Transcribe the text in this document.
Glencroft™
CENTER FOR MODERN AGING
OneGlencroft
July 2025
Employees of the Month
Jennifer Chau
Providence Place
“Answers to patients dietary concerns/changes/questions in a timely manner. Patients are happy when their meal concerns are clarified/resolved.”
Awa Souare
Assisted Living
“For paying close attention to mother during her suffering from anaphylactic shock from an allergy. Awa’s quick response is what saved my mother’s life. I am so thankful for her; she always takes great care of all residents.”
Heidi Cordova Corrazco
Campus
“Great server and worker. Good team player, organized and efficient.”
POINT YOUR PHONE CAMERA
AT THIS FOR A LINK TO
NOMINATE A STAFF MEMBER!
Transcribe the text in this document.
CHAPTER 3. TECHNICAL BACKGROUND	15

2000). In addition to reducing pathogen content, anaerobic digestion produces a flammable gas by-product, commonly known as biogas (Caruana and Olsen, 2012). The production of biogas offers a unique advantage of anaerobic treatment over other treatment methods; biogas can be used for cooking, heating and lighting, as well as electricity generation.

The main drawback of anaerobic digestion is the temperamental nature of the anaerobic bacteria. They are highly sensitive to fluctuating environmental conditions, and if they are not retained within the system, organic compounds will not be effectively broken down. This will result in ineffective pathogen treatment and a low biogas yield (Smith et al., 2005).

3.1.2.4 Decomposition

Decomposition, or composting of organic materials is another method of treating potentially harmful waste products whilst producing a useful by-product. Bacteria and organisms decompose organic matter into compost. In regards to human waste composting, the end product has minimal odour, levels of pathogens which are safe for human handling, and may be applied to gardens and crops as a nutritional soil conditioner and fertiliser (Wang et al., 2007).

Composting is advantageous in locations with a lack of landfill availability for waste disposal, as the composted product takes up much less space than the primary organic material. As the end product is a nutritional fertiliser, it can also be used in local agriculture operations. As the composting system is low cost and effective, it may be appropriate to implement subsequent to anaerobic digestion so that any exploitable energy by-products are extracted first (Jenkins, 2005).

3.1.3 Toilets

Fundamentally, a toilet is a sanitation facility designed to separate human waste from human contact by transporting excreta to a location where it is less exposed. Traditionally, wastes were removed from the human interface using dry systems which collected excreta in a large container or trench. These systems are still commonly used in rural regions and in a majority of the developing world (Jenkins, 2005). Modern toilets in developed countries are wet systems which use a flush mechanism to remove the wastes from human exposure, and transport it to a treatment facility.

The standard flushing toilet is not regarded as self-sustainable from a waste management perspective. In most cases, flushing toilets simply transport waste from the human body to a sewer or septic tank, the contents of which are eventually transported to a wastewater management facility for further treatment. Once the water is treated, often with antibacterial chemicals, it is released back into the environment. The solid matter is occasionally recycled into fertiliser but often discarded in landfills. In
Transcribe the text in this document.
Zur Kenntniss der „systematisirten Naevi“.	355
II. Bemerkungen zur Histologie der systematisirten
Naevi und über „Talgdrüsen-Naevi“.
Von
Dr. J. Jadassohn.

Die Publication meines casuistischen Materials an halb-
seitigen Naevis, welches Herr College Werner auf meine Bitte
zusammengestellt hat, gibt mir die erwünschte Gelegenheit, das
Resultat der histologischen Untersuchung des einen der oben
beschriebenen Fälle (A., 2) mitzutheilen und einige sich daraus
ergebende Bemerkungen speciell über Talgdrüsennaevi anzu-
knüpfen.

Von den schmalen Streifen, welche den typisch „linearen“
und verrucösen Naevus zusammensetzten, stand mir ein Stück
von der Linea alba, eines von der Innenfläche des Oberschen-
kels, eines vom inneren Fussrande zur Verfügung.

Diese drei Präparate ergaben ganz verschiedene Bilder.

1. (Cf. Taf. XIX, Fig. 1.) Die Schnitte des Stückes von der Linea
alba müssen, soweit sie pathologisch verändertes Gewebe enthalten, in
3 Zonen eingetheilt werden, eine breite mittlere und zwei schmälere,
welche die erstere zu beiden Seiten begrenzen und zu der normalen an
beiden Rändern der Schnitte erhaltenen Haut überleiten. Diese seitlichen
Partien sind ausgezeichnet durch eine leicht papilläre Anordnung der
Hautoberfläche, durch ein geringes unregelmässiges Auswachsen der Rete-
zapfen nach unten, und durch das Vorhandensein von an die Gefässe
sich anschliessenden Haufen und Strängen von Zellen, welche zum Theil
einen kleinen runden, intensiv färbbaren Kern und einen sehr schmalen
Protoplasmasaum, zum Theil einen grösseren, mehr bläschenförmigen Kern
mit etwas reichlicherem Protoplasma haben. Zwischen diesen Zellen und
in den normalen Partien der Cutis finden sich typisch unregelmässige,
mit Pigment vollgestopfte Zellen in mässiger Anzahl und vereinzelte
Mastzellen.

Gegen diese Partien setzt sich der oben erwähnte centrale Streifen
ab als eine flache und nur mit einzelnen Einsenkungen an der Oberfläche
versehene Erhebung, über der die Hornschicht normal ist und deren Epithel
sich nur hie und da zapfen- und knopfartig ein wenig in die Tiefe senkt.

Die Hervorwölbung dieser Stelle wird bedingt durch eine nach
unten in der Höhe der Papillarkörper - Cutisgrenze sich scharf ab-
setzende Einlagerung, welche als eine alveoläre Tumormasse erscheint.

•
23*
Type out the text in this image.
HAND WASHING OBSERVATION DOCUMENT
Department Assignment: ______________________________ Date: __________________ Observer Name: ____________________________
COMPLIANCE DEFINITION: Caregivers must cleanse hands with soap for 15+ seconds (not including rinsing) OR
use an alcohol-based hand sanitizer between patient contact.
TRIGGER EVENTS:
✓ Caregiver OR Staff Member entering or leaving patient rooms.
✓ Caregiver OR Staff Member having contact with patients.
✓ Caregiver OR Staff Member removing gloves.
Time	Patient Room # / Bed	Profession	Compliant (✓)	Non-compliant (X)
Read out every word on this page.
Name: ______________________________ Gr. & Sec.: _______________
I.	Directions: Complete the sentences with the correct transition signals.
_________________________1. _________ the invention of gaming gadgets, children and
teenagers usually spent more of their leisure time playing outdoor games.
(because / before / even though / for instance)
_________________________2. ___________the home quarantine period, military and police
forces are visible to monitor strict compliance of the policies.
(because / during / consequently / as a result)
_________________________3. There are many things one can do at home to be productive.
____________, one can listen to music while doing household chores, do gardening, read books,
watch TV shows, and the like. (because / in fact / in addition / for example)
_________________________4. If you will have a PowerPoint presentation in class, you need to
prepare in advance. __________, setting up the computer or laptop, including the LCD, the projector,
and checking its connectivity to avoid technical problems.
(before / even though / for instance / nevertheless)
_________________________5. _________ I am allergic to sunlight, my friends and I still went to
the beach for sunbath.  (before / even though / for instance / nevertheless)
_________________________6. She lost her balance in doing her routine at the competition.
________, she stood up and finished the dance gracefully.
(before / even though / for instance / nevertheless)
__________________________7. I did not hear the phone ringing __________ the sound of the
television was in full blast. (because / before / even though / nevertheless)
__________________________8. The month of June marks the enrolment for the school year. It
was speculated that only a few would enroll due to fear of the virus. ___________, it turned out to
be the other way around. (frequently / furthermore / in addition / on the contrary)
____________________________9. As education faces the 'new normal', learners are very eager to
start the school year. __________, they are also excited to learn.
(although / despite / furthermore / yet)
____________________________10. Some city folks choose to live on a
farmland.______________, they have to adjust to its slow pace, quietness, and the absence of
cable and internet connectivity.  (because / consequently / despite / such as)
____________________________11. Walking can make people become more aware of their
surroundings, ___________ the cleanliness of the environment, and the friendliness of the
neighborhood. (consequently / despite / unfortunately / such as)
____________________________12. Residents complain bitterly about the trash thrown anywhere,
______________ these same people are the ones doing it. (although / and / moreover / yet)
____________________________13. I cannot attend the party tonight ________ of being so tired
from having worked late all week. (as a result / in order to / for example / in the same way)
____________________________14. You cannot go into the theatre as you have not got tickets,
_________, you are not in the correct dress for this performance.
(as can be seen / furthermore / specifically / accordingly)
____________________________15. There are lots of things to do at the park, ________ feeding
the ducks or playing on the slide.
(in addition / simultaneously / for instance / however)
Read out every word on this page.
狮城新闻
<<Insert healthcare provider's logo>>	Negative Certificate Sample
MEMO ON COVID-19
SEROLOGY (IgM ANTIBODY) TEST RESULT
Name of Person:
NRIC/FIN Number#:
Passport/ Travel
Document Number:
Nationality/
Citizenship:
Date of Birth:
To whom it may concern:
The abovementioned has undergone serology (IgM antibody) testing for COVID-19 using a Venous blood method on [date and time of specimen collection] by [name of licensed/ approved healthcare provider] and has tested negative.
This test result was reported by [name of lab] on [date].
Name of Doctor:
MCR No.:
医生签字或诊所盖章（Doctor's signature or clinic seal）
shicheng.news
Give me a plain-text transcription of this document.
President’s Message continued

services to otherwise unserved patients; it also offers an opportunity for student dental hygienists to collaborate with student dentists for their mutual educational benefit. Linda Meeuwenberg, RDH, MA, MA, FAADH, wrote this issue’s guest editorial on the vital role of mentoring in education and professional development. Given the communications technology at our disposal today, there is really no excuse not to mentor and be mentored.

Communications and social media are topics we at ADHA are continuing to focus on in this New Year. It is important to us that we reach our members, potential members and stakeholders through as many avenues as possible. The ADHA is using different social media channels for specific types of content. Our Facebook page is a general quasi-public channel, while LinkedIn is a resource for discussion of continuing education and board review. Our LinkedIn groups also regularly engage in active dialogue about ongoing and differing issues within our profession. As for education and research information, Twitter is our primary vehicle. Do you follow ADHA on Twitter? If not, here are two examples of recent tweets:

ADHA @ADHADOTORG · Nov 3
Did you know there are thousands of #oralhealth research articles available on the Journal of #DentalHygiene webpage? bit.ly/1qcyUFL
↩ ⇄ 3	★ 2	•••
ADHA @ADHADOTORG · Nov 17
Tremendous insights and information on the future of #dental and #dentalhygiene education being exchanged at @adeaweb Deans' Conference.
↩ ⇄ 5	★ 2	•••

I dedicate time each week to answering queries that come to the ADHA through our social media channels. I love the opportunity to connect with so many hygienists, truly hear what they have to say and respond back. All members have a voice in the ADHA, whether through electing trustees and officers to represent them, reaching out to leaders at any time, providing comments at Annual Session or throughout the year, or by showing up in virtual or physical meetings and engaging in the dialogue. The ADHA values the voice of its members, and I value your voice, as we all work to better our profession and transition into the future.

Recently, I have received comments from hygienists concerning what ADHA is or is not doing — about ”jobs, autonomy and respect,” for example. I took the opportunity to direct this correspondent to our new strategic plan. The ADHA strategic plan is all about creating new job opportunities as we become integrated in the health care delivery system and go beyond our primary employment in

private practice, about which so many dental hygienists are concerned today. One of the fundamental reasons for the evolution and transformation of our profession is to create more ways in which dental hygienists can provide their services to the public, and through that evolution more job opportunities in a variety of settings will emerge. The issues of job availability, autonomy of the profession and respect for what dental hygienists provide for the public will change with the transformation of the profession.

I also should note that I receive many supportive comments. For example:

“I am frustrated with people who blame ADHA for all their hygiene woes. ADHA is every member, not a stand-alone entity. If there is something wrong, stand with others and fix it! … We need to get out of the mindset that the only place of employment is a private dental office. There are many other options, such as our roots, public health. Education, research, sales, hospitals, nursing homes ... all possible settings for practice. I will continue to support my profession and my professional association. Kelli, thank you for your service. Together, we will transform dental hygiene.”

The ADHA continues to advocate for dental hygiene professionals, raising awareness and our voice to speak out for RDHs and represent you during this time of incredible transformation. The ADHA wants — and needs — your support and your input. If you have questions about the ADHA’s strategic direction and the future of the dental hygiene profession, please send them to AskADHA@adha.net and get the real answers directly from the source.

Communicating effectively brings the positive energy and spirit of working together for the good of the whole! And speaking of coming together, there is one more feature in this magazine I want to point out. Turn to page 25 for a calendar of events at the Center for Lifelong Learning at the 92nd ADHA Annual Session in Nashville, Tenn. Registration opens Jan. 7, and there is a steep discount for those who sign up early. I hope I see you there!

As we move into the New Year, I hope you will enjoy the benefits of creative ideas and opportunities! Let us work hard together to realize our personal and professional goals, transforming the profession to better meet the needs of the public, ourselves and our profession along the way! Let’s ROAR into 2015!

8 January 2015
▬▬▬
• EXERCISE:
Extract all lines of the records above that include "systematisirten".

• RESULT BELOW:
Zur Kenntniss der „systematisirten Naevi“.	355
II. Bemerkungen zur Histologie der systematisirten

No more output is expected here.